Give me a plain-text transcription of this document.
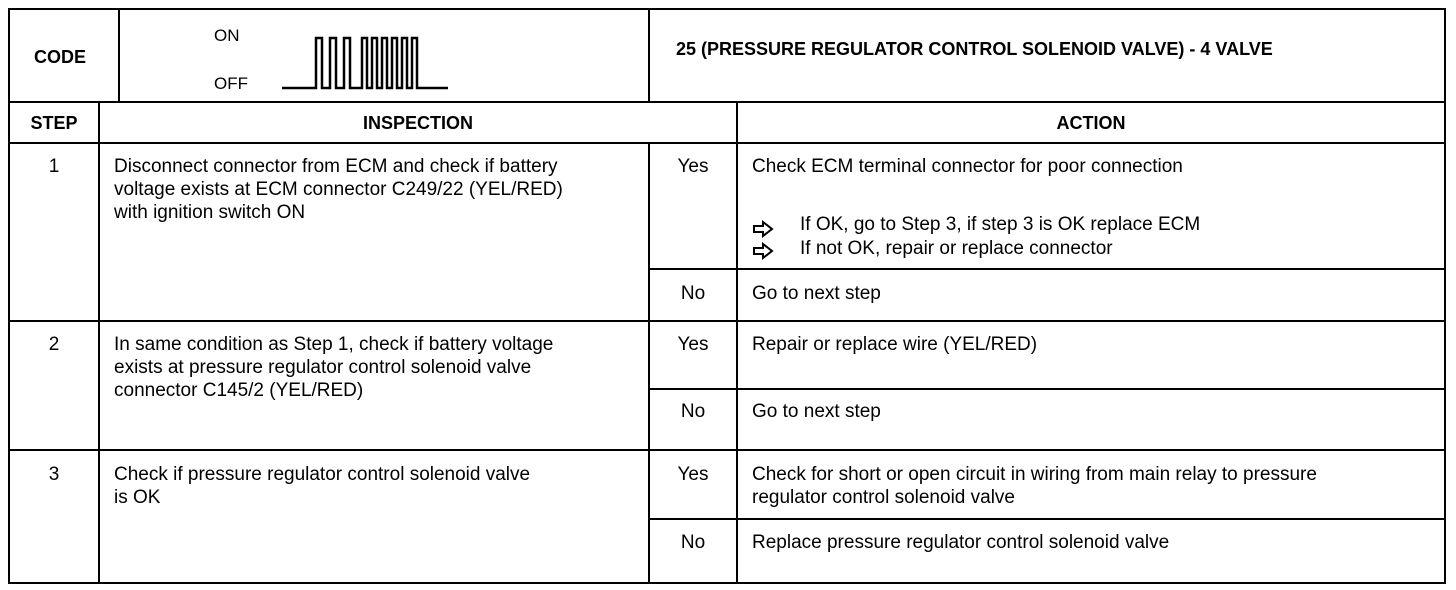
CODE
ON
OFF
25 (PRESSURE REGULATOR CONTROL SOLENOID VALVE) - 4 VALVE
STEP	INSPECTION	ACTION
1	Disconnect connector from ECM and check if battery
voltage exists at ECM connector C249/22 (YEL/RED)
with ignition switch ON
Yes	Check ECM terminal connector for poor connection
If OK, go to Step 3, if step 3 is OK replace ECM
If not OK, repair or replace connector
No	Go to next step
2	In same condition as Step 1, check if battery voltage
exists at pressure regulator control solenoid valve
connector C145/2 (YEL/RED)
Yes	Repair or replace wire (YEL/RED)
No	Go to next step
3	Check if pressure regulator control solenoid valve
is OK
Yes	Check for short or open circuit in wiring from main relay to pressure
regulator control solenoid valve
No	Replace pressure regulator control solenoid valve
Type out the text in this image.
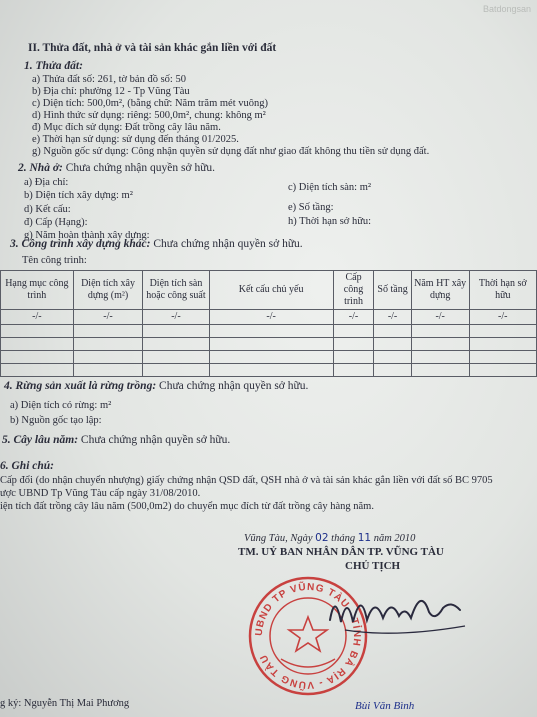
Batdongsan
II. Thửa đất, nhà ở và tài sản khác gắn liền với đất
1. Thửa đất:
a) Thửa đất số: 261, tờ bản đồ số: 50
b) Địa chỉ: phường 12 - Tp Vũng Tàu
c) Diện tích: 500,0m², (bằng chữ: Năm trăm mét vuông)
d) Hình thức sử dụng: riêng: 500,0m², chung: không m²
đ) Mục đích sử dụng: Đất trồng cây lâu năm.
e) Thời hạn sử dụng: sử dụng đến tháng 01/2025.
g) Nguồn gốc sử dụng: Công nhận quyền sử dụng đất như giao đất không thu tiền sử dụng đất.
2. Nhà ở: Chưa chứng nhận quyền sở hữu.
a) Địa chỉ:
b) Diện tích xây dựng: m²
c) Diện tích sàn: m²
d) Kết cấu:
đ) Cấp (Hạng):
e) Số tầng:
g) Năm hoàn thành xây dựng:
h) Thời hạn sở hữu:
3. Công trình xây dựng khác: Chưa chứng nhận quyền sở hữu.
Tên công trình:
Hạng mục công trình	Diện tích xây dựng (m²)	Diện tích sàn hoặc công suất	Kết cấu chủ yếu	Cấp công trình	Số tầng	Năm HT xây dựng	Thời hạn sở hữu
-/-	-/-	-/-	-/-	-/-	-/-	-/-	-/-

4. Rừng sản xuất là rừng trồng: Chưa chứng nhận quyền sở hữu.
a) Diện tích có rừng: m²
b) Nguồn gốc tạo lập:
5. Cây lâu năm: Chưa chứng nhận quyền sở hữu.
6. Ghi chú:
Cấp đổi (do nhận chuyển nhượng) giấy chứng nhận QSD đất, QSH nhà ở và tài sản khác gắn liền với đất số BC 9705
ược UBND Tp Vũng Tàu cấp ngày 31/08/2010.
iện tích đất trồng cây lâu năm (500,0m2) do chuyển mục đích từ đất trồng cây hàng năm.
Vũng Tàu, Ngày 02 tháng 11 năm 2010
TM. UỶ BAN NHÂN DÂN TP. VŨNG TÀU
CHỦ TỊCH
UBND TP VŨNG TÀU - TỈNH BÀ RỊA - VŨNG TÀU
Bùi Văn Bình
g ký: Nguyễn Thị Mai Phương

════════

## Problem to work on
Quote in full the listing given above; the images are to be left out.

## Result
Give me a plain-text transcription of this document.
CODE
ON
OFF
25 (PRESSURE REGULATOR CONTROL SOLENOID VALVE) - 4 VALVE
STEP	INSPECTION	ACTION
1	Disconnect connector from ECM and check if battery
voltage exists at ECM connector C249/22 (YEL/RED)
with ignition switch ON
Yes	Check ECM terminal connector for poor connection
If OK, go to Step 3, if step 3 is OK replace ECM
If not OK, repair or replace connector
No	Go to next step
2	In same condition as Step 1, check if battery voltage
exists at pressure regulator control solenoid valve
connector C145/2 (YEL/RED)
Yes	Repair or replace wire (YEL/RED)
No	Go to next step
3	Check if pressure regulator control solenoid valve
is OK
Yes	Check for short or open circuit in wiring from main relay to pressure
regulator control solenoid valve
No	Replace pressure regulator control solenoid valve
Type out the text in this image.
Batdongsan
II. Thửa đất, nhà ở và tài sản khác gắn liền với đất
1. Thửa đất:
a) Thửa đất số: 261, tờ bản đồ số: 50
b) Địa chỉ: phường 12 - Tp Vũng Tàu
c) Diện tích: 500,0m², (bằng chữ: Năm trăm mét vuông)
d) Hình thức sử dụng: riêng: 500,0m², chung: không m²
đ) Mục đích sử dụng: Đất trồng cây lâu năm.
e) Thời hạn sử dụng: sử dụng đến tháng 01/2025.
g) Nguồn gốc sử dụng: Công nhận quyền sử dụng đất như giao đất không thu tiền sử dụng đất.
2. Nhà ở: Chưa chứng nhận quyền sở hữu.
a) Địa chỉ:
b) Diện tích xây dựng: m²
c) Diện tích sàn: m²
d) Kết cấu:
đ) Cấp (Hạng):
e) Số tầng:
g) Năm hoàn thành xây dựng:
h) Thời hạn sở hữu:
3. Công trình xây dựng khác: Chưa chứng nhận quyền sở hữu.
Tên công trình:
Hạng mục công trình	Diện tích xây dựng (m²)	Diện tích sàn hoặc công suất	Kết cấu chủ yếu	Cấp công trình	Số tầng	Năm HT xây dựng	Thời hạn sở hữu
-/-	-/-	-/-	-/-	-/-	-/-	-/-	-/-

4. Rừng sản xuất là rừng trồng: Chưa chứng nhận quyền sở hữu.
a) Diện tích có rừng: m²
b) Nguồn gốc tạo lập:
5. Cây lâu năm: Chưa chứng nhận quyền sở hữu.
6. Ghi chú:
Cấp đổi (do nhận chuyển nhượng) giấy chứng nhận QSD đất, QSH nhà ở và tài sản khác gắn liền với đất số BC 9705
ược UBND Tp Vũng Tàu cấp ngày 31/08/2010.
iện tích đất trồng cây lâu năm (500,0m2) do chuyển mục đích từ đất trồng cây hàng năm.
Vũng Tàu, Ngày 02 tháng 11 năm 2010
TM. UỶ BAN NHÂN DÂN TP. VŨNG TÀU
CHỦ TỊCH
UBND TP VŨNG TÀU - TỈNH BÀ RỊA - VŨNG TÀU
Bùi Văn Bình
g ký: Nguyễn Thị Mai Phương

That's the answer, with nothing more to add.